- [THE EXERCISE]
In the listing below, count the lines with "JSON" and report only the figure.

----- RECORDS TO USE -----

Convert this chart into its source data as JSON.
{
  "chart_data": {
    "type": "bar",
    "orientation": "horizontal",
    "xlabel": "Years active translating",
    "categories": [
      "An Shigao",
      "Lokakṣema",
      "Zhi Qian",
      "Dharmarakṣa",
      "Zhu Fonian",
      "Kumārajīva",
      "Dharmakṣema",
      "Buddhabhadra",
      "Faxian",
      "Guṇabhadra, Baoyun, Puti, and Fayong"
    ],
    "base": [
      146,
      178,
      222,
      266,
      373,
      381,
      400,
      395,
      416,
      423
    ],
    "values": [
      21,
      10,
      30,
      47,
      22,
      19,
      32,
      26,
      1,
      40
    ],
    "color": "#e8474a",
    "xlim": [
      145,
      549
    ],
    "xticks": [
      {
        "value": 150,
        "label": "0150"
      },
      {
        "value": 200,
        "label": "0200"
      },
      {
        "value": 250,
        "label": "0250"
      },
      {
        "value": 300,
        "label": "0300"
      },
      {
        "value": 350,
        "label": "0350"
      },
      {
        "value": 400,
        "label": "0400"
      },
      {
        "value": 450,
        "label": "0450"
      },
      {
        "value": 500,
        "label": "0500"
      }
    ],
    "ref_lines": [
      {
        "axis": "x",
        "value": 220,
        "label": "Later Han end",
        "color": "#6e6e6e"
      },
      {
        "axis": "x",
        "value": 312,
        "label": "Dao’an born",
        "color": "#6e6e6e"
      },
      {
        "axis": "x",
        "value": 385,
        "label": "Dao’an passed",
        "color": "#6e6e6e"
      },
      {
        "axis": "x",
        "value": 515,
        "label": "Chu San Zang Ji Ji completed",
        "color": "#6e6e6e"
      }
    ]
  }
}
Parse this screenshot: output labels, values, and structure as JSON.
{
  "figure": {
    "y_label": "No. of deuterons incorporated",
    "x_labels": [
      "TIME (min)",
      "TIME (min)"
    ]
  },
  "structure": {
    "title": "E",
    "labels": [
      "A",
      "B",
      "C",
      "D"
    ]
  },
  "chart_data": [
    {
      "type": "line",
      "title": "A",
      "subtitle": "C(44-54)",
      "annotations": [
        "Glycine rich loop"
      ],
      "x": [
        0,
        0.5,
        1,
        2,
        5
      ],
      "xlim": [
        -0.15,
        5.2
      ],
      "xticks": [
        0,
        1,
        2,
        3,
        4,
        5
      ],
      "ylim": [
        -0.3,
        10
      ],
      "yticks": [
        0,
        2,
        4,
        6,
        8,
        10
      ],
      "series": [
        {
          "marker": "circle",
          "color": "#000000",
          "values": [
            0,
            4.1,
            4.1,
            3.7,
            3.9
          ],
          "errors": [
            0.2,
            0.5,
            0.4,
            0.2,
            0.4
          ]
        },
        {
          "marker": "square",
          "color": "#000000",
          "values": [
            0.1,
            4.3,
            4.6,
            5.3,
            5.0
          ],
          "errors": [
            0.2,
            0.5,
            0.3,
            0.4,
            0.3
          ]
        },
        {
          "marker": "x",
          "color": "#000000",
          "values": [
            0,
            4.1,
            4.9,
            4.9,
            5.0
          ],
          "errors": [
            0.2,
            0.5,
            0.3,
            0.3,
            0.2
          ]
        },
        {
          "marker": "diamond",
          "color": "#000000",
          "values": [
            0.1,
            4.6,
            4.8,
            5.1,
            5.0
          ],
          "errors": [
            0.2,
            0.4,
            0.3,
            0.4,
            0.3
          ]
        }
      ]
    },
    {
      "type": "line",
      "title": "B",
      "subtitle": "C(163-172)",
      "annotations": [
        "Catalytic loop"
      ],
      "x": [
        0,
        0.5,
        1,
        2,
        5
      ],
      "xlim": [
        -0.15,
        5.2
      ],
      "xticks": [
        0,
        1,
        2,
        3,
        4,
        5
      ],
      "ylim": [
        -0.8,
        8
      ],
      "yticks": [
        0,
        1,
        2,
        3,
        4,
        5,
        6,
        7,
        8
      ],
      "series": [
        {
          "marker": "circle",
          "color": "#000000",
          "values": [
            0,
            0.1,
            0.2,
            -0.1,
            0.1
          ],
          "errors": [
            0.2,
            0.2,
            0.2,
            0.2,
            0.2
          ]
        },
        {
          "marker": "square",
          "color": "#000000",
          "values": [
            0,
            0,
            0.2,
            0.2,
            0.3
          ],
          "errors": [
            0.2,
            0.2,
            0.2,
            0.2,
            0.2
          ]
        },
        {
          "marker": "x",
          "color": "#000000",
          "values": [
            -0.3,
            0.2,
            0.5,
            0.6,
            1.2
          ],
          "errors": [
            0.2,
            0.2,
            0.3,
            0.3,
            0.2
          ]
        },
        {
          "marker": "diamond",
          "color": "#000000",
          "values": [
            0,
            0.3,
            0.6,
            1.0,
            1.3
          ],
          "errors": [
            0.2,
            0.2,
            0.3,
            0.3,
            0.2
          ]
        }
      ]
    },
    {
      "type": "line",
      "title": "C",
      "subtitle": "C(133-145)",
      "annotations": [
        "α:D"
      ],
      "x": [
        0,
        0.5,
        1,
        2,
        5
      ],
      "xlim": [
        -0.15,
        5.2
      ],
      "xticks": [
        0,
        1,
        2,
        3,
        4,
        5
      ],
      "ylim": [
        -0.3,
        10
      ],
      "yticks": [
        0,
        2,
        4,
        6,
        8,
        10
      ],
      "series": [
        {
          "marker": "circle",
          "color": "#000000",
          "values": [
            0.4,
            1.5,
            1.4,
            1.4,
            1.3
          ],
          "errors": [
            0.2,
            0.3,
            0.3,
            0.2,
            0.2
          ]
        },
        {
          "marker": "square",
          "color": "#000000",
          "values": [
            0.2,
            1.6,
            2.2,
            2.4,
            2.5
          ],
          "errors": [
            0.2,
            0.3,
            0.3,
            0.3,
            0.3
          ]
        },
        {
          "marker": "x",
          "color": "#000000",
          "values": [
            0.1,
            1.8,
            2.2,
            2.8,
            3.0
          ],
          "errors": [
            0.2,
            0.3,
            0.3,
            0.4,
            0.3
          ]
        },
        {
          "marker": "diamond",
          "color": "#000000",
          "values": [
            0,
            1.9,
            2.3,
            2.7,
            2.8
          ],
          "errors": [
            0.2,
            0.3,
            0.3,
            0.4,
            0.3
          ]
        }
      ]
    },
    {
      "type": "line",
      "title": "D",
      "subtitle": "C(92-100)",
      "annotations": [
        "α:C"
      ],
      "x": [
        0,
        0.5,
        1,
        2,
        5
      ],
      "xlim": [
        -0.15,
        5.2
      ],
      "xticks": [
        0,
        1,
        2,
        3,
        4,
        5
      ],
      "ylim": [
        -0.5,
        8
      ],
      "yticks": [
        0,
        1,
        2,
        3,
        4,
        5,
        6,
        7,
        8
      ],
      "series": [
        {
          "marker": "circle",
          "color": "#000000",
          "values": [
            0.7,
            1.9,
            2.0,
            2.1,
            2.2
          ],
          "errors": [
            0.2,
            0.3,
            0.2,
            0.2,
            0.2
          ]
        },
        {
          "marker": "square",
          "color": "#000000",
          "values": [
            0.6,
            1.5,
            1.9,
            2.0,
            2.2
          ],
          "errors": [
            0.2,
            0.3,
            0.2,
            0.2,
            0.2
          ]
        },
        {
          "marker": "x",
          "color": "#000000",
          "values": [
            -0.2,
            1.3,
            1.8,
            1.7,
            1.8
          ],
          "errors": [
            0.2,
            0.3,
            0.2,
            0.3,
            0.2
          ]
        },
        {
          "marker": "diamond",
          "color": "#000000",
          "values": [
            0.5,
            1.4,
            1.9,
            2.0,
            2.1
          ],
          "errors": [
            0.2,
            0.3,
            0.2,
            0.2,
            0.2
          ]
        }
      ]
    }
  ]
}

-----

- [SOLUTION FOR THIS TASK]
2